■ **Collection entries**

:::

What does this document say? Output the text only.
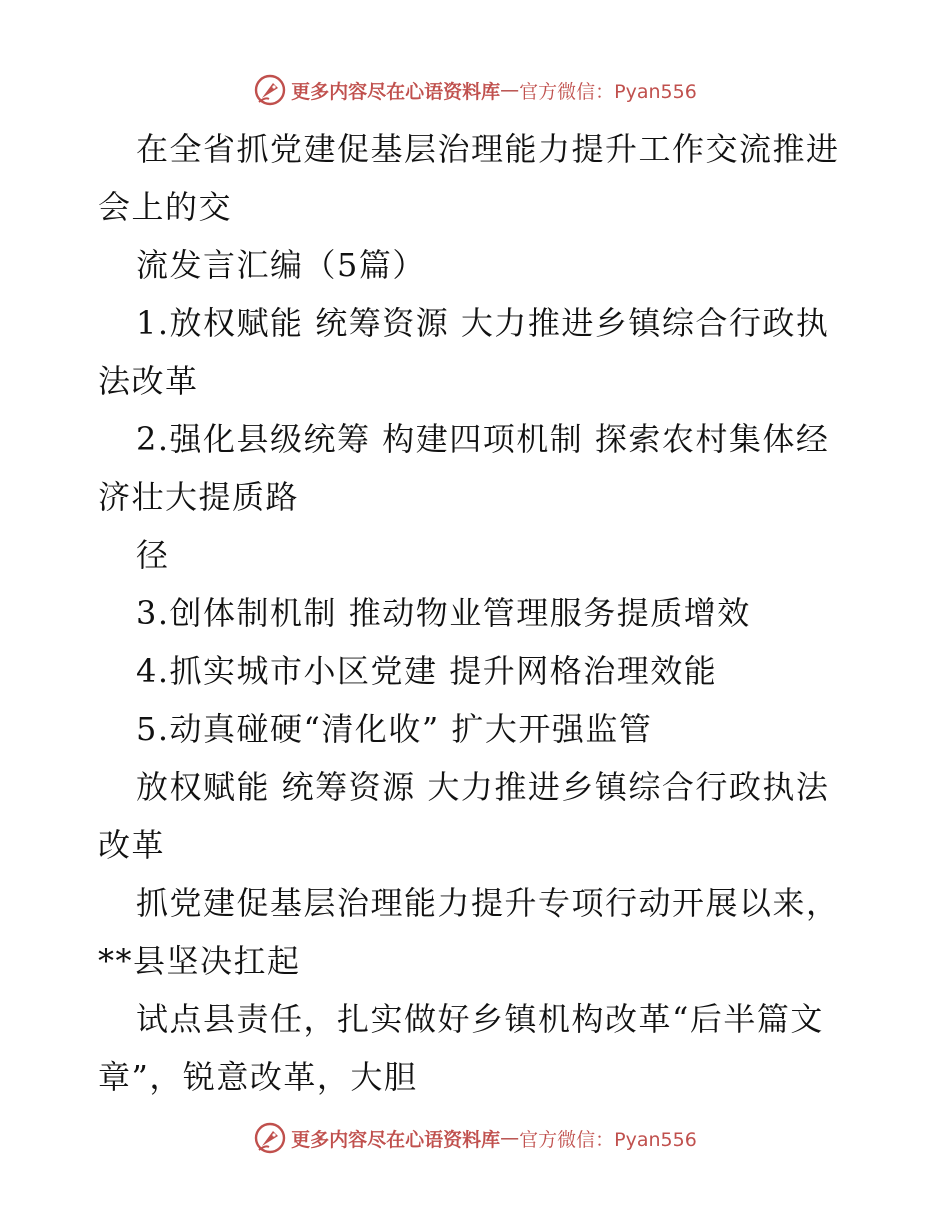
更多内容尽在心语资料库 — 官方微信：Pyan556
在全省抓党建促基层治理能力提升工作交流推进
会上的交
流发言汇编（5篇）
1.放权赋能 统筹资源 大力推进乡镇综合行政执
法改革
2.强化县级统筹 构建四项机制 探索农村集体经
济壮大提质路
径
3.创体制机制 推动物业管理服务提质增效
4.抓实城市小区党建 提升网格治理效能
5.动真碰硬“清化收” 扩大开强监管
放权赋能 统筹资源 大力推进乡镇综合行政执法
改革
抓党建促基层治理能力提升专项行动开展以来，
**县坚决扛起
试点县责任，扎实做好乡镇机构改革“后半篇文
章”，锐意改革，大胆
更多内容尽在心语资料库 — 官方微信：Pyan556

:::

■ **Given request**
Your task is to copy the entries in full and exactly, without any images.

■ **Answer to the problem**
What does this document say? Output the text only.
更多内容尽在心语资料库 — 官方微信：Pyan556
在全省抓党建促基层治理能力提升工作交流推进
会上的交
流发言汇编（5篇）
1.放权赋能 统筹资源 大力推进乡镇综合行政执
法改革
2.强化县级统筹 构建四项机制 探索农村集体经
济壮大提质路
径
3.创体制机制 推动物业管理服务提质增效
4.抓实城市小区党建 提升网格治理效能
5.动真碰硬“清化收” 扩大开强监管
放权赋能 统筹资源 大力推进乡镇综合行政执法
改革
抓党建促基层治理能力提升专项行动开展以来，
**县坚决扛起
试点县责任，扎实做好乡镇机构改革“后半篇文
章”，锐意改革，大胆
更多内容尽在心语资料库 — 官方微信：Pyan556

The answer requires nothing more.